Your task is to extract every line from the material below exactly.

□ □ □ □ □ □ □

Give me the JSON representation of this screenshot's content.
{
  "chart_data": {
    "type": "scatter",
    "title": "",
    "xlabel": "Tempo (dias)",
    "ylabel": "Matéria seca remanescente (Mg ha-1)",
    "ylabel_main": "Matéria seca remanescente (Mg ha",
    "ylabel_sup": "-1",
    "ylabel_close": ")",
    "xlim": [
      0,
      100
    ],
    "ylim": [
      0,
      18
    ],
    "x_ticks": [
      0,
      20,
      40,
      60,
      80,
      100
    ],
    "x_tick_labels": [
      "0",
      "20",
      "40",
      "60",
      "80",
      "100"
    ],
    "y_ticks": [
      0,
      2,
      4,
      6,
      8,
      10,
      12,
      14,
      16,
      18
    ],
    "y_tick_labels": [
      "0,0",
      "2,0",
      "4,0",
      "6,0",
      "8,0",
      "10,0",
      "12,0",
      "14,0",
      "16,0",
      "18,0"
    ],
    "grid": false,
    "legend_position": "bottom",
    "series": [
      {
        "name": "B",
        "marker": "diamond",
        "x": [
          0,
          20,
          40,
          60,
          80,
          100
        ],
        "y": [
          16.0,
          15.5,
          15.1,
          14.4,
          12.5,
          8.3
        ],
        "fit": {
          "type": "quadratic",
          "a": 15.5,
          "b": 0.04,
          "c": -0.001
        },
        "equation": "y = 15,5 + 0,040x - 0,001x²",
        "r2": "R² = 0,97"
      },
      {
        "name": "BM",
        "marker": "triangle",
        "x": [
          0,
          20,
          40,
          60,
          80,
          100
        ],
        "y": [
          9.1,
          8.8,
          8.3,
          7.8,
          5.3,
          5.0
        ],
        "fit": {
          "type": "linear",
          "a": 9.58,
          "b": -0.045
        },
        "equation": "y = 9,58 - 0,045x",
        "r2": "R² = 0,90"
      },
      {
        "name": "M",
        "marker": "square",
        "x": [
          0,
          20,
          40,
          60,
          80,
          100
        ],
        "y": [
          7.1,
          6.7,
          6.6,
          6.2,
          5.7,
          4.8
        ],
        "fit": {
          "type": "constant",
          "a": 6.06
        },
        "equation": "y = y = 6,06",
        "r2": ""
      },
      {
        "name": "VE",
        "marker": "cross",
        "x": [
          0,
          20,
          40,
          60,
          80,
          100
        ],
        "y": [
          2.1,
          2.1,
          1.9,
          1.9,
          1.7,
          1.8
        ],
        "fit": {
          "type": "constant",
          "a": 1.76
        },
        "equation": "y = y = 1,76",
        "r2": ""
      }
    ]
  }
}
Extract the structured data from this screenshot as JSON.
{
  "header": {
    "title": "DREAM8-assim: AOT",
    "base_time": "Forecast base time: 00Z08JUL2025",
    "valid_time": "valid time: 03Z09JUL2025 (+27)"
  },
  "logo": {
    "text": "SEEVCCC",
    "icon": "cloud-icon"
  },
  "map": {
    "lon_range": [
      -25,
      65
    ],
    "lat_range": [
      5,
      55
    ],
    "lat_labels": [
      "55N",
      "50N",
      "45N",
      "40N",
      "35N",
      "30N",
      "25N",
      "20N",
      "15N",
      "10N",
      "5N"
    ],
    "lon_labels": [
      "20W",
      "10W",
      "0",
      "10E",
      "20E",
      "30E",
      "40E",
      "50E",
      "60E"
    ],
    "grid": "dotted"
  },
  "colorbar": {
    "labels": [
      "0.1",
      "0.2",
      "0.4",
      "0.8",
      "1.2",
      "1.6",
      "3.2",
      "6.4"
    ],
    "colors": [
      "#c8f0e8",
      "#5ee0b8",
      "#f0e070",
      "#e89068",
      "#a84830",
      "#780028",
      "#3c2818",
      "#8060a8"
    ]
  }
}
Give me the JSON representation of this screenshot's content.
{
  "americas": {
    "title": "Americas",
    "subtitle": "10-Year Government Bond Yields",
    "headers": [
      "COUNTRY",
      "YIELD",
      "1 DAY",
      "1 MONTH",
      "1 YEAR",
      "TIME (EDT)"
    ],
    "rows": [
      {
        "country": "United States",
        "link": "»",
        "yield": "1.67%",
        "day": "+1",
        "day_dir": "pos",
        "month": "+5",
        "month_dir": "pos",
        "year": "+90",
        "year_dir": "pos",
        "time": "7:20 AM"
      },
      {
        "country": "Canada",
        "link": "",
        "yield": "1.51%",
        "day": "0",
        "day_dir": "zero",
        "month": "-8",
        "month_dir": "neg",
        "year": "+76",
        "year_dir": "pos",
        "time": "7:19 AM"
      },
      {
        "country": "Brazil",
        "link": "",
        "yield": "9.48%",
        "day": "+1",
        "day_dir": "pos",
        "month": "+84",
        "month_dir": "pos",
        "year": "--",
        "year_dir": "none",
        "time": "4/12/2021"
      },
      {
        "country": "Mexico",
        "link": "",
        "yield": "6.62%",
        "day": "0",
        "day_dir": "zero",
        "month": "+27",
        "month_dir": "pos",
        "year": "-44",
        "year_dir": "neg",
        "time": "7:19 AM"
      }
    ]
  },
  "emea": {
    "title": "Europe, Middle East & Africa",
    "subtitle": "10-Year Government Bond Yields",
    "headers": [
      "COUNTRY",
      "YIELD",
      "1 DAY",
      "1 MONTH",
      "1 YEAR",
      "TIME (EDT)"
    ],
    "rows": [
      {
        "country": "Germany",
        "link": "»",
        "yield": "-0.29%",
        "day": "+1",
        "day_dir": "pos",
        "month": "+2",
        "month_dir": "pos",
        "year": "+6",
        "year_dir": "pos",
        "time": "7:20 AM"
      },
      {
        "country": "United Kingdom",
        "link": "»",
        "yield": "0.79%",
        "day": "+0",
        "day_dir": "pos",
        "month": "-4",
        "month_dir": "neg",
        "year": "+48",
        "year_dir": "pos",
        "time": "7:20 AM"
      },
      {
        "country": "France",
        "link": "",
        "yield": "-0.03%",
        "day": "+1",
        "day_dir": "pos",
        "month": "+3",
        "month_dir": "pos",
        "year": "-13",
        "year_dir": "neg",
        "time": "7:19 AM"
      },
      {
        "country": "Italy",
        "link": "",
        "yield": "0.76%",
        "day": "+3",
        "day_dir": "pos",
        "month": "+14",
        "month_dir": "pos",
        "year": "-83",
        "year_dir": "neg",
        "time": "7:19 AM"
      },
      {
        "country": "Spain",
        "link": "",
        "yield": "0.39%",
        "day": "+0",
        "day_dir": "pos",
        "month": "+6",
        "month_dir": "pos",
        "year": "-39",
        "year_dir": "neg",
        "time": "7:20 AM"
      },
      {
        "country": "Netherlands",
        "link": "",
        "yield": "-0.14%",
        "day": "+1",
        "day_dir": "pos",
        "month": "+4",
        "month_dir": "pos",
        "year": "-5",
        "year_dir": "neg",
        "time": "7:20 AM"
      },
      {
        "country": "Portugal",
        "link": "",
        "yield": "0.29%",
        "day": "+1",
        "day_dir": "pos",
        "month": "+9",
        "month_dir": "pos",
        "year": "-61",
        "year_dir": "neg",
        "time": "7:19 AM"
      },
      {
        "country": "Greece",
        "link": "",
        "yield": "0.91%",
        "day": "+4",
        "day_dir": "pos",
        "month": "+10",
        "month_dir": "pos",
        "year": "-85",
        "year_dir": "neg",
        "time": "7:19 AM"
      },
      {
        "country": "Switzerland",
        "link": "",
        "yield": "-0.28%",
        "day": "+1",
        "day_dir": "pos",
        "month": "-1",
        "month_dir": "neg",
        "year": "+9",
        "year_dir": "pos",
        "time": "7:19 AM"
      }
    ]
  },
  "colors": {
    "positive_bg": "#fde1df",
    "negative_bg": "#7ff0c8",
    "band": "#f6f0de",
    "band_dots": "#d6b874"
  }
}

□ □ □ □ □ □ □

Response
Give me the JSON representation of this screenshot's content.
{
  "chart_data": {
    "type": "scatter",
    "title": "",
    "xlabel": "Tempo (dias)",
    "ylabel": "Matéria seca remanescente (Mg ha-1)",
    "ylabel_main": "Matéria seca remanescente (Mg ha",
    "ylabel_sup": "-1",
    "ylabel_close": ")",
    "xlim": [
      0,
      100
    ],
    "ylim": [
      0,
      18
    ],
    "x_ticks": [
      0,
      20,
      40,
      60,
      80,
      100
    ],
    "x_tick_labels": [
      "0",
      "20",
      "40",
      "60",
      "80",
      "100"
    ],
    "y_ticks": [
      0,
      2,
      4,
      6,
      8,
      10,
      12,
      14,
      16,
      18
    ],
    "y_tick_labels": [
      "0,0",
      "2,0",
      "4,0",
      "6,0",
      "8,0",
      "10,0",
      "12,0",
      "14,0",
      "16,0",
      "18,0"
    ],
    "grid": false,
    "legend_position": "bottom",
    "series": [
      {
        "name": "B",
        "marker": "diamond",
        "x": [
          0,
          20,
          40,
          60,
          80,
          100
        ],
        "y": [
          16.0,
          15.5,
          15.1,
          14.4,
          12.5,
          8.3
        ],
        "fit": {
          "type": "quadratic",
          "a": 15.5,
          "b": 0.04,
          "c": -0.001
        },
        "equation": "y = 15,5 + 0,040x - 0,001x²",
        "r2": "R² = 0,97"
      },
      {
        "name": "BM",
        "marker": "triangle",
        "x": [
          0,
          20,
          40,
          60,
          80,
          100
        ],
        "y": [
          9.1,
          8.8,
          8.3,
          7.8,
          5.3,
          5.0
        ],
        "fit": {
          "type": "linear",
          "a": 9.58,
          "b": -0.045
        },
        "equation": "y = 9,58 - 0,045x",
        "r2": "R² = 0,90"
      },
      {
        "name": "M",
        "marker": "square",
        "x": [
          0,
          20,
          40,
          60,
          80,
          100
        ],
        "y": [
          7.1,
          6.7,
          6.6,
          6.2,
          5.7,
          4.8
        ],
        "fit": {
          "type": "constant",
          "a": 6.06
        },
        "equation": "y = y = 6,06",
        "r2": ""
      },
      {
        "name": "VE",
        "marker": "cross",
        "x": [
          0,
          20,
          40,
          60,
          80,
          100
        ],
        "y": [
          2.1,
          2.1,
          1.9,
          1.9,
          1.7,
          1.8
        ],
        "fit": {
          "type": "constant",
          "a": 1.76
        },
        "equation": "y = y = 1,76",
        "r2": ""
      }
    ]
  }
}
Extract the structured data from this screenshot as JSON.
{
  "header": {
    "title": "DREAM8-assim: AOT",
    "base_time": "Forecast base time: 00Z08JUL2025",
    "valid_time": "valid time: 03Z09JUL2025 (+27)"
  },
  "logo": {
    "text": "SEEVCCC",
    "icon": "cloud-icon"
  },
  "map": {
    "lon_range": [
      -25,
      65
    ],
    "lat_range": [
      5,
      55
    ],
    "lat_labels": [
      "55N",
      "50N",
      "45N",
      "40N",
      "35N",
      "30N",
      "25N",
      "20N",
      "15N",
      "10N",
      "5N"
    ],
    "lon_labels": [
      "20W",
      "10W",
      "0",
      "10E",
      "20E",
      "30E",
      "40E",
      "50E",
      "60E"
    ],
    "grid": "dotted"
  },
  "colorbar": {
    "labels": [
      "0.1",
      "0.2",
      "0.4",
      "0.8",
      "1.2",
      "1.6",
      "3.2",
      "6.4"
    ],
    "colors": [
      "#c8f0e8",
      "#5ee0b8",
      "#f0e070",
      "#e89068",
      "#a84830",
      "#780028",
      "#3c2818",
      "#8060a8"
    ]
  }
}
Give me the JSON representation of this screenshot's content.
{
  "americas": {
    "title": "Americas",
    "subtitle": "10-Year Government Bond Yields",
    "headers": [
      "COUNTRY",
      "YIELD",
      "1 DAY",
      "1 MONTH",
      "1 YEAR",
      "TIME (EDT)"
    ],
    "rows": [
      {
        "country": "United States",
        "link": "»",
        "yield": "1.67%",
        "day": "+1",
        "day_dir": "pos",
        "month": "+5",
        "month_dir": "pos",
        "year": "+90",
        "year_dir": "pos",
        "time": "7:20 AM"
      },
      {
        "country": "Canada",
        "link": "",
        "yield": "1.51%",
        "day": "0",
        "day_dir": "zero",
        "month": "-8",
        "month_dir": "neg",
        "year": "+76",
        "year_dir": "pos",
        "time": "7:19 AM"
      },
      {
        "country": "Brazil",
        "link": "",
        "yield": "9.48%",
        "day": "+1",
        "day_dir": "pos",
        "month": "+84",
        "month_dir": "pos",
        "year": "--",
        "year_dir": "none",
        "time": "4/12/2021"
      },
      {
        "country": "Mexico",
        "link": "",
        "yield": "6.62%",
        "day": "0",
        "day_dir": "zero",
        "month": "+27",
        "month_dir": "pos",
        "year": "-44",
        "year_dir": "neg",
        "time": "7:19 AM"
      }
    ]
  },
  "emea": {
    "title": "Europe, Middle East & Africa",
    "subtitle": "10-Year Government Bond Yields",
    "headers": [
      "COUNTRY",
      "YIELD",
      "1 DAY",
      "1 MONTH",
      "1 YEAR",
      "TIME (EDT)"
    ],
    "rows": [
      {
        "country": "Germany",
        "link": "»",
        "yield": "-0.29%",
        "day": "+1",
        "day_dir": "pos",
        "month": "+2",
        "month_dir": "pos",
        "year": "+6",
        "year_dir": "pos",
        "time": "7:20 AM"
      },
      {
        "country": "United Kingdom",
        "link": "»",
        "yield": "0.79%",
        "day": "+0",
        "day_dir": "pos",
        "month": "-4",
        "month_dir": "neg",
        "year": "+48",
        "year_dir": "pos",
        "time": "7:20 AM"
      },
      {
        "country": "France",
        "link": "",
        "yield": "-0.03%",
        "day": "+1",
        "day_dir": "pos",
        "month": "+3",
        "month_dir": "pos",
        "year": "-13",
        "year_dir": "neg",
        "time": "7:19 AM"
      },
      {
        "country": "Italy",
        "link": "",
        "yield": "0.76%",
        "day": "+3",
        "day_dir": "pos",
        "month": "+14",
        "month_dir": "pos",
        "year": "-83",
        "year_dir": "neg",
        "time": "7:19 AM"
      },
      {
        "country": "Spain",
        "link": "",
        "yield": "0.39%",
        "day": "+0",
        "day_dir": "pos",
        "month": "+6",
        "month_dir": "pos",
        "year": "-39",
        "year_dir": "neg",
        "time": "7:20 AM"
      },
      {
        "country": "Netherlands",
        "link": "",
        "yield": "-0.14%",
        "day": "+1",
        "day_dir": "pos",
        "month": "+4",
        "month_dir": "pos",
        "year": "-5",
        "year_dir": "neg",
        "time": "7:20 AM"
      },
      {
        "country": "Portugal",
        "link": "",
        "yield": "0.29%",
        "day": "+1",
        "day_dir": "pos",
        "month": "+9",
        "month_dir": "pos",
        "year": "-61",
        "year_dir": "neg",
        "time": "7:19 AM"
      },
      {
        "country": "Greece",
        "link": "",
        "yield": "0.91%",
        "day": "+4",
        "day_dir": "pos",
        "month": "+10",
        "month_dir": "pos",
        "year": "-85",
        "year_dir": "neg",
        "time": "7:19 AM"
      },
      {
        "country": "Switzerland",
        "link": "",
        "yield": "-0.28%",
        "day": "+1",
        "day_dir": "pos",
        "month": "-1",
        "month_dir": "neg",
        "year": "+9",
        "year_dir": "pos",
        "time": "7:19 AM"
      }
    ]
  },
  "colors": {
    "positive_bg": "#fde1df",
    "negative_bg": "#7ff0c8",
    "band": "#f6f0de",
    "band_dots": "#d6b874"
  }
}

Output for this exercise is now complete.